■ **THE DATA**
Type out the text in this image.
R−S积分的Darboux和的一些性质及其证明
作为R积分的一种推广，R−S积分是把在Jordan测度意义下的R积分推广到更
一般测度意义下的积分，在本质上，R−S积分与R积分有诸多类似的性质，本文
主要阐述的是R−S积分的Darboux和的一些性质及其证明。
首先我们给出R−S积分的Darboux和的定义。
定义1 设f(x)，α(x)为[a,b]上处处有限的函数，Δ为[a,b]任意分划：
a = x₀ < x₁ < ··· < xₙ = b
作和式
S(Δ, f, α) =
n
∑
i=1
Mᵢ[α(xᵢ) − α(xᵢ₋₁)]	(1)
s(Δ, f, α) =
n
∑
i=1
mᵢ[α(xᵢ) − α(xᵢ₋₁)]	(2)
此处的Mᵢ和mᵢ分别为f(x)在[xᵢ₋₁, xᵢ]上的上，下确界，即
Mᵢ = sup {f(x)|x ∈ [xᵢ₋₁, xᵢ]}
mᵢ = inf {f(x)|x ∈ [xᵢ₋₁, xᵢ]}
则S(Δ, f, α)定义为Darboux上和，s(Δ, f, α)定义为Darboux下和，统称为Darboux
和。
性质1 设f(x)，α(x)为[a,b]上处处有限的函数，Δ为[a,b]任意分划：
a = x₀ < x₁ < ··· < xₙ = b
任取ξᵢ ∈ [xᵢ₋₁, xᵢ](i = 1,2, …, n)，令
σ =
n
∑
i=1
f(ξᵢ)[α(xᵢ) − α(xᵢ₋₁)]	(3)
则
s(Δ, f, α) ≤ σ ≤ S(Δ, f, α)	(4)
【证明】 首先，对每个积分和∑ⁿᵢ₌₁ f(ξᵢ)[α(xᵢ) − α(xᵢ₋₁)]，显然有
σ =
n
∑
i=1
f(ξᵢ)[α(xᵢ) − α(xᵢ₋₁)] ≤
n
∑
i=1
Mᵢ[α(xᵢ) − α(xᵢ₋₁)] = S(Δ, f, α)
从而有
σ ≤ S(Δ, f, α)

■ **TASK BRIEF**
Return all the data above once more, precisely as given.

■ **PROBLEM SOLUTION**
Type out the text in this image.
R−S积分的Darboux和的一些性质及其证明
作为R积分的一种推广，R−S积分是把在Jordan测度意义下的R积分推广到更
一般测度意义下的积分，在本质上，R−S积分与R积分有诸多类似的性质，本文
主要阐述的是R−S积分的Darboux和的一些性质及其证明。
首先我们给出R−S积分的Darboux和的定义。
定义1 设f(x)，α(x)为[a,b]上处处有限的函数，Δ为[a,b]任意分划：
a = x₀ < x₁ < ··· < xₙ = b
作和式
S(Δ, f, α) =
n
∑
i=1
Mᵢ[α(xᵢ) − α(xᵢ₋₁)]	(1)
s(Δ, f, α) =
n
∑
i=1
mᵢ[α(xᵢ) − α(xᵢ₋₁)]	(2)
此处的Mᵢ和mᵢ分别为f(x)在[xᵢ₋₁, xᵢ]上的上，下确界，即
Mᵢ = sup {f(x)|x ∈ [xᵢ₋₁, xᵢ]}
mᵢ = inf {f(x)|x ∈ [xᵢ₋₁, xᵢ]}
则S(Δ, f, α)定义为Darboux上和，s(Δ, f, α)定义为Darboux下和，统称为Darboux
和。
性质1 设f(x)，α(x)为[a,b]上处处有限的函数，Δ为[a,b]任意分划：
a = x₀ < x₁ < ··· < xₙ = b
任取ξᵢ ∈ [xᵢ₋₁, xᵢ](i = 1,2, …, n)，令
σ =
n
∑
i=1
f(ξᵢ)[α(xᵢ) − α(xᵢ₋₁)]	(3)
则
s(Δ, f, α) ≤ σ ≤ S(Δ, f, α)	(4)
【证明】 首先，对每个积分和∑ⁿᵢ₌₁ f(ξᵢ)[α(xᵢ) − α(xᵢ₋₁)]，显然有
σ =
n
∑
i=1
f(ξᵢ)[α(xᵢ) − α(xᵢ₋₁)] ≤
n
∑
i=1
Mᵢ[α(xᵢ) − α(xᵢ₋₁)] = S(Δ, f, α)
从而有
σ ≤ S(Δ, f, α)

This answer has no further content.